**Problem to solve:**
Extract all of the entries and give them again, word for word.

-- Start Source material --

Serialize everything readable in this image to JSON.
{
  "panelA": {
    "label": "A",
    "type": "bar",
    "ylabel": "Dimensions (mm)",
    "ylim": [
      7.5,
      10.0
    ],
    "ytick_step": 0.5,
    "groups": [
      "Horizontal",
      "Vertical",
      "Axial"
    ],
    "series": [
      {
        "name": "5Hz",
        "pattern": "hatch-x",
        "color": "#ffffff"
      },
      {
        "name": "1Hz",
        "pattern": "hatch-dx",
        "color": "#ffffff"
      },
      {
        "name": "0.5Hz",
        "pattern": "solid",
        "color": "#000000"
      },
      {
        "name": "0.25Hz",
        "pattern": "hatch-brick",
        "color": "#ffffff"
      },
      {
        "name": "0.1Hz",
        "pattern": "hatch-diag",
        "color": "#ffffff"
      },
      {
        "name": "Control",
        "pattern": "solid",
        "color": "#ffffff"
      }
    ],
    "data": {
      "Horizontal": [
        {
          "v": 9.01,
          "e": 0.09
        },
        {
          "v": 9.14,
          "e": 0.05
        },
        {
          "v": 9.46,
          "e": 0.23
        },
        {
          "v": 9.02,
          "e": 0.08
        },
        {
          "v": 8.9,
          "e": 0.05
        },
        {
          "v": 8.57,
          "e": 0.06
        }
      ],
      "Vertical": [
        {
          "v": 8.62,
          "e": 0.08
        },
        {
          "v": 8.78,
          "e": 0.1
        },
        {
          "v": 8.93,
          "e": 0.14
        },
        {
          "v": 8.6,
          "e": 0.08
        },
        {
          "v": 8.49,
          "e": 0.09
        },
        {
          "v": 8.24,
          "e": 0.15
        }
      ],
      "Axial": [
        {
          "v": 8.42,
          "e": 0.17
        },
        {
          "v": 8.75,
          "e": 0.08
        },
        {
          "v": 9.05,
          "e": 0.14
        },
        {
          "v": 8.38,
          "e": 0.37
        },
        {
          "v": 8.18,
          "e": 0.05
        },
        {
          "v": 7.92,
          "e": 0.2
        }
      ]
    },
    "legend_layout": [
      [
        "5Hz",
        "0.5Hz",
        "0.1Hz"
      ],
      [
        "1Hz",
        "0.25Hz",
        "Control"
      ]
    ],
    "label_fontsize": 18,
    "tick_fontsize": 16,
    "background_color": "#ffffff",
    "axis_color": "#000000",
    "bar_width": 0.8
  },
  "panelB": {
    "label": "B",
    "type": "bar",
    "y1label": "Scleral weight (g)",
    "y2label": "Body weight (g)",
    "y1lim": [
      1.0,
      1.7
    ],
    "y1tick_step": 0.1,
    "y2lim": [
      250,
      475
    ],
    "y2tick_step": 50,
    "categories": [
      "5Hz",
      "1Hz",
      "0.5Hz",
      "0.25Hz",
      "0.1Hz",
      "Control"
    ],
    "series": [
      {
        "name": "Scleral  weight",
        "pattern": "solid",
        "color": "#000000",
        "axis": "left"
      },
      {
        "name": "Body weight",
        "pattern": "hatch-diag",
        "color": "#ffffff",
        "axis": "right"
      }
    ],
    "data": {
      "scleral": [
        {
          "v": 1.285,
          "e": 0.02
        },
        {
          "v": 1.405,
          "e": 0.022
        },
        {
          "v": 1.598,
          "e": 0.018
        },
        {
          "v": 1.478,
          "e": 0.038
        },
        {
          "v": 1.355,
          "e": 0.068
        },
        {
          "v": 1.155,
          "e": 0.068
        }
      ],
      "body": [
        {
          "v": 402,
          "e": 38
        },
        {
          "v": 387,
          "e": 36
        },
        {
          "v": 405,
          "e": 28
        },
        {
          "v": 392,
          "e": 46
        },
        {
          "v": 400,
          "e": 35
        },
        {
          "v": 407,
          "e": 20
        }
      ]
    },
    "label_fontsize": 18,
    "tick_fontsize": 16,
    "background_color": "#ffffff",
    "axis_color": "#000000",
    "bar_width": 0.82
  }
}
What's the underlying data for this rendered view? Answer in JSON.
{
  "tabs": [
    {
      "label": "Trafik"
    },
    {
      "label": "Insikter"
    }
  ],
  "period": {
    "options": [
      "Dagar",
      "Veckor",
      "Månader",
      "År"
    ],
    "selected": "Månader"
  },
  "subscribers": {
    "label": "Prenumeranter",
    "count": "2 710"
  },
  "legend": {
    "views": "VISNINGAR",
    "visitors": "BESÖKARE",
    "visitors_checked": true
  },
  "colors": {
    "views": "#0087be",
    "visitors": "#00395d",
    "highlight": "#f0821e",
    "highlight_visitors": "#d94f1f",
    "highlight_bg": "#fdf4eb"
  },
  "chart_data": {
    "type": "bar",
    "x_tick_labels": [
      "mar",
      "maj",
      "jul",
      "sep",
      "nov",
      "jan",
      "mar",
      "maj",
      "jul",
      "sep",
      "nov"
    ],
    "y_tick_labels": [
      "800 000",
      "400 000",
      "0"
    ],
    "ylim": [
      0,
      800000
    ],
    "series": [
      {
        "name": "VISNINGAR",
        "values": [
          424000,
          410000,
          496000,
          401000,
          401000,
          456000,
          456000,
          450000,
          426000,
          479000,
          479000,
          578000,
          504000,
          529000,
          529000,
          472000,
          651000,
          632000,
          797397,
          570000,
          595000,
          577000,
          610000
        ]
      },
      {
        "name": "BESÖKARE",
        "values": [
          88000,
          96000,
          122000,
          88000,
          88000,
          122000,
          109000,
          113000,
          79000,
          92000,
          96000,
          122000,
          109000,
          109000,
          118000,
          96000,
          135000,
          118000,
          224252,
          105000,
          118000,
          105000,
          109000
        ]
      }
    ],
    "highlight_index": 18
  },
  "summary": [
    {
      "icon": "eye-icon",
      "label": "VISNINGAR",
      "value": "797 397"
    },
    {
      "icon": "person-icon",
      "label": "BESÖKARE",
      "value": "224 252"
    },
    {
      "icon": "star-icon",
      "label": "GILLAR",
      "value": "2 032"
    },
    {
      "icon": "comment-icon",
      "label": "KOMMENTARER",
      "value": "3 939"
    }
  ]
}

-- End Source material --

**Full answer:**
Serialize everything readable in this image to JSON.
{
  "panelA": {
    "label": "A",
    "type": "bar",
    "ylabel": "Dimensions (mm)",
    "ylim": [
      7.5,
      10.0
    ],
    "ytick_step": 0.5,
    "groups": [
      "Horizontal",
      "Vertical",
      "Axial"
    ],
    "series": [
      {
        "name": "5Hz",
        "pattern": "hatch-x",
        "color": "#ffffff"
      },
      {
        "name": "1Hz",
        "pattern": "hatch-dx",
        "color": "#ffffff"
      },
      {
        "name": "0.5Hz",
        "pattern": "solid",
        "color": "#000000"
      },
      {
        "name": "0.25Hz",
        "pattern": "hatch-brick",
        "color": "#ffffff"
      },
      {
        "name": "0.1Hz",
        "pattern": "hatch-diag",
        "color": "#ffffff"
      },
      {
        "name": "Control",
        "pattern": "solid",
        "color": "#ffffff"
      }
    ],
    "data": {
      "Horizontal": [
        {
          "v": 9.01,
          "e": 0.09
        },
        {
          "v": 9.14,
          "e": 0.05
        },
        {
          "v": 9.46,
          "e": 0.23
        },
        {
          "v": 9.02,
          "e": 0.08
        },
        {
          "v": 8.9,
          "e": 0.05
        },
        {
          "v": 8.57,
          "e": 0.06
        }
      ],
      "Vertical": [
        {
          "v": 8.62,
          "e": 0.08
        },
        {
          "v": 8.78,
          "e": 0.1
        },
        {
          "v": 8.93,
          "e": 0.14
        },
        {
          "v": 8.6,
          "e": 0.08
        },
        {
          "v": 8.49,
          "e": 0.09
        },
        {
          "v": 8.24,
          "e": 0.15
        }
      ],
      "Axial": [
        {
          "v": 8.42,
          "e": 0.17
        },
        {
          "v": 8.75,
          "e": 0.08
        },
        {
          "v": 9.05,
          "e": 0.14
        },
        {
          "v": 8.38,
          "e": 0.37
        },
        {
          "v": 8.18,
          "e": 0.05
        },
        {
          "v": 7.92,
          "e": 0.2
        }
      ]
    },
    "legend_layout": [
      [
        "5Hz",
        "0.5Hz",
        "0.1Hz"
      ],
      [
        "1Hz",
        "0.25Hz",
        "Control"
      ]
    ],
    "label_fontsize": 18,
    "tick_fontsize": 16,
    "background_color": "#ffffff",
    "axis_color": "#000000",
    "bar_width": 0.8
  },
  "panelB": {
    "label": "B",
    "type": "bar",
    "y1label": "Scleral weight (g)",
    "y2label": "Body weight (g)",
    "y1lim": [
      1.0,
      1.7
    ],
    "y1tick_step": 0.1,
    "y2lim": [
      250,
      475
    ],
    "y2tick_step": 50,
    "categories": [
      "5Hz",
      "1Hz",
      "0.5Hz",
      "0.25Hz",
      "0.1Hz",
      "Control"
    ],
    "series": [
      {
        "name": "Scleral  weight",
        "pattern": "solid",
        "color": "#000000",
        "axis": "left"
      },
      {
        "name": "Body weight",
        "pattern": "hatch-diag",
        "color": "#ffffff",
        "axis": "right"
      }
    ],
    "data": {
      "scleral": [
        {
          "v": 1.285,
          "e": 0.02
        },
        {
          "v": 1.405,
          "e": 0.022
        },
        {
          "v": 1.598,
          "e": 0.018
        },
        {
          "v": 1.478,
          "e": 0.038
        },
        {
          "v": 1.355,
          "e": 0.068
        },
        {
          "v": 1.155,
          "e": 0.068
        }
      ],
      "body": [
        {
          "v": 402,
          "e": 38
        },
        {
          "v": 387,
          "e": 36
        },
        {
          "v": 405,
          "e": 28
        },
        {
          "v": 392,
          "e": 46
        },
        {
          "v": 400,
          "e": 35
        },
        {
          "v": 407,
          "e": 20
        }
      ]
    },
    "label_fontsize": 18,
    "tick_fontsize": 16,
    "background_color": "#ffffff",
    "axis_color": "#000000",
    "bar_width": 0.82
  }
}
What's the underlying data for this rendered view? Answer in JSON.
{
  "tabs": [
    {
      "label": "Trafik"
    },
    {
      "label": "Insikter"
    }
  ],
  "period": {
    "options": [
      "Dagar",
      "Veckor",
      "Månader",
      "År"
    ],
    "selected": "Månader"
  },
  "subscribers": {
    "label": "Prenumeranter",
    "count": "2 710"
  },
  "legend": {
    "views": "VISNINGAR",
    "visitors": "BESÖKARE",
    "visitors_checked": true
  },
  "colors": {
    "views": "#0087be",
    "visitors": "#00395d",
    "highlight": "#f0821e",
    "highlight_visitors": "#d94f1f",
    "highlight_bg": "#fdf4eb"
  },
  "chart_data": {
    "type": "bar",
    "x_tick_labels": [
      "mar",
      "maj",
      "jul",
      "sep",
      "nov",
      "jan",
      "mar",
      "maj",
      "jul",
      "sep",
      "nov"
    ],
    "y_tick_labels": [
      "800 000",
      "400 000",
      "0"
    ],
    "ylim": [
      0,
      800000
    ],
    "series": [
      {
        "name": "VISNINGAR",
        "values": [
          424000,
          410000,
          496000,
          401000,
          401000,
          456000,
          456000,
          450000,
          426000,
          479000,
          479000,
          578000,
          504000,
          529000,
          529000,
          472000,
          651000,
          632000,
          797397,
          570000,
          595000,
          577000,
          610000
        ]
      },
      {
        "name": "BESÖKARE",
        "values": [
          88000,
          96000,
          122000,
          88000,
          88000,
          122000,
          109000,
          113000,
          79000,
          92000,
          96000,
          122000,
          109000,
          109000,
          118000,
          96000,
          135000,
          118000,
          224252,
          105000,
          118000,
          105000,
          109000
        ]
      }
    ],
    "highlight_index": 18
  },
  "summary": [
    {
      "icon": "eye-icon",
      "label": "VISNINGAR",
      "value": "797 397"
    },
    {
      "icon": "person-icon",
      "label": "BESÖKARE",
      "value": "224 252"
    },
    {
      "icon": "star-icon",
      "label": "GILLAR",
      "value": "2 032"
    },
    {
      "icon": "comment-icon",
      "label": "KOMMENTARER",
      "value": "3 939"
    }
  ]
}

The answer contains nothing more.